Dataset items:
— begin —

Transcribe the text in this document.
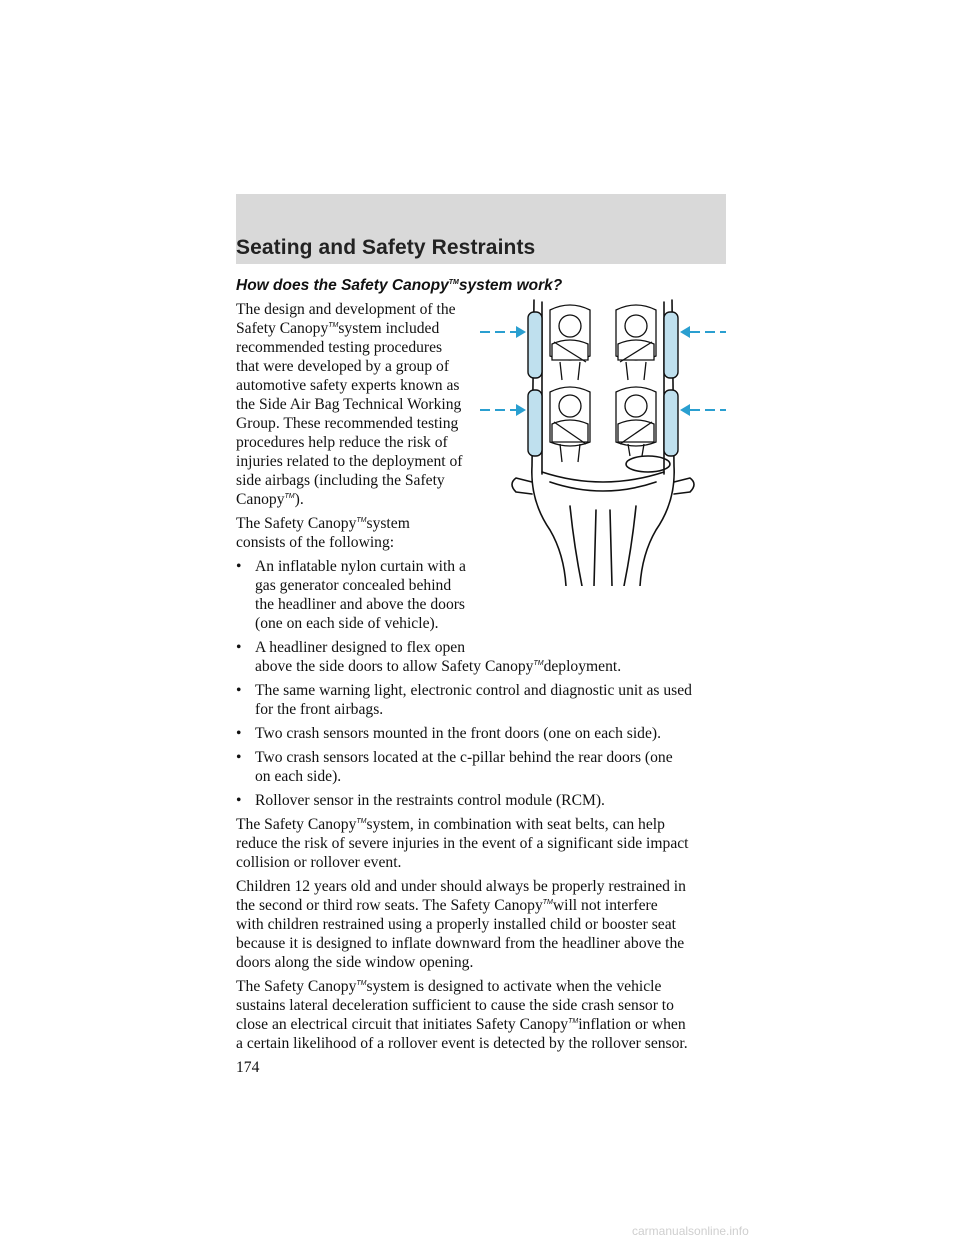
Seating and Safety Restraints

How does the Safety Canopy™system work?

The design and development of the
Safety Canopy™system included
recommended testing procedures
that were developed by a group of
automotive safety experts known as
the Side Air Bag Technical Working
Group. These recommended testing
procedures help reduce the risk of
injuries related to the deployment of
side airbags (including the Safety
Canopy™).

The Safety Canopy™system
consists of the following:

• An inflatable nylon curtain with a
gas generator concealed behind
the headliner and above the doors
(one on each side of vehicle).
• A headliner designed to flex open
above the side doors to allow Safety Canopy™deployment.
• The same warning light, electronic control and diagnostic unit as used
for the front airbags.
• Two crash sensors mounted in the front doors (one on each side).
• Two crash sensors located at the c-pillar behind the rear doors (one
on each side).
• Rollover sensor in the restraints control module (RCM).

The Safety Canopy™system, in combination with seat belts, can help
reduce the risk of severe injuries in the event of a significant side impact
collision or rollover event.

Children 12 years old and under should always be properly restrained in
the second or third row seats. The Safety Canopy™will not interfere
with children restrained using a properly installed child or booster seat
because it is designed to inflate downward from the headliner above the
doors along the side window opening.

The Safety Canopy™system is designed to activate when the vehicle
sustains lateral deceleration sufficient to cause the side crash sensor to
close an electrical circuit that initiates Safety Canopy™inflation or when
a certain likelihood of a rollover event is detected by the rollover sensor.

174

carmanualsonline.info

— end —
— begin —

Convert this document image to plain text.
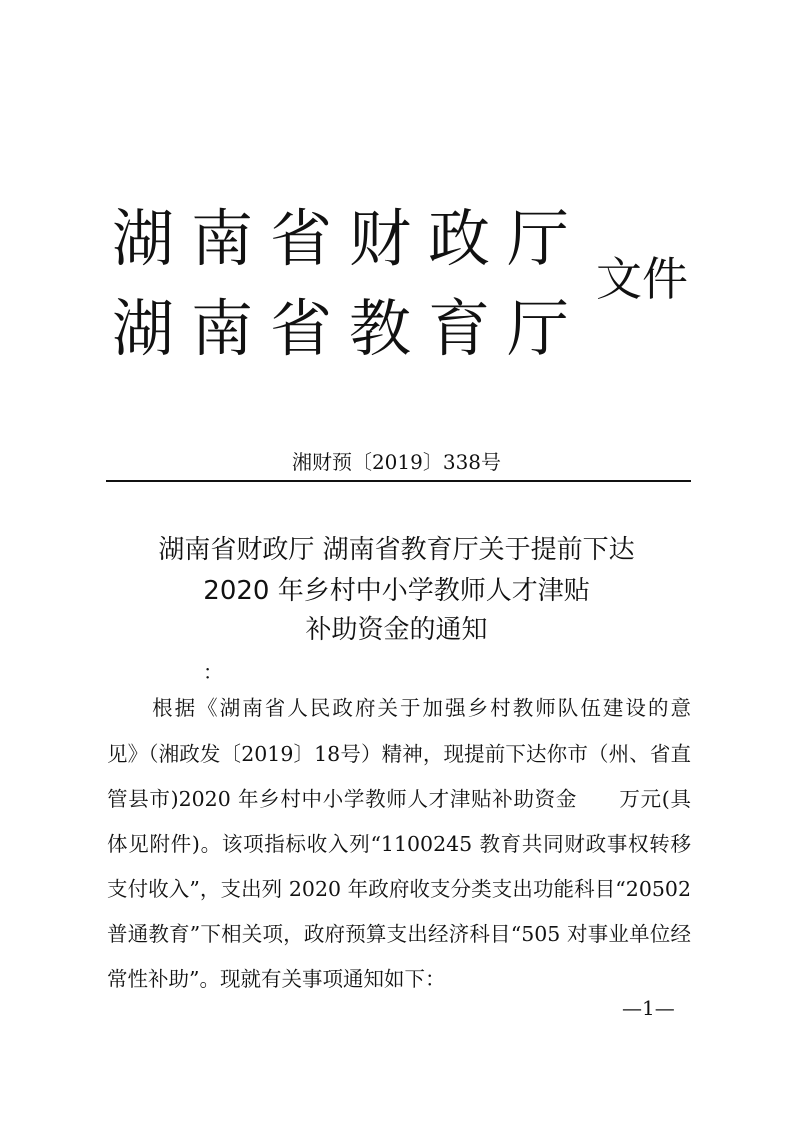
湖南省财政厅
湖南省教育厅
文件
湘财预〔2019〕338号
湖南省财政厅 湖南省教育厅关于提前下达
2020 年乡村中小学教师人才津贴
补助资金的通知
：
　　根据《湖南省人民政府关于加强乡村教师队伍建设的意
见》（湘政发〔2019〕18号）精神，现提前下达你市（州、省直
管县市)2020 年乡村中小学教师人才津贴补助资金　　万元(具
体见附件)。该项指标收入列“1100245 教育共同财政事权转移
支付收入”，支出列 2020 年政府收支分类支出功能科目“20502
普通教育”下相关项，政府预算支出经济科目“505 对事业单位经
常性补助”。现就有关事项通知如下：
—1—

— end —

▸ **What you have to do**
Copy out every line in the entries above that holds "when".

▸ **Result**
The Safety Canopy™system is designed to activate when the vehicle
close an electrical circuit that initiates Safety Canopy™inflation or when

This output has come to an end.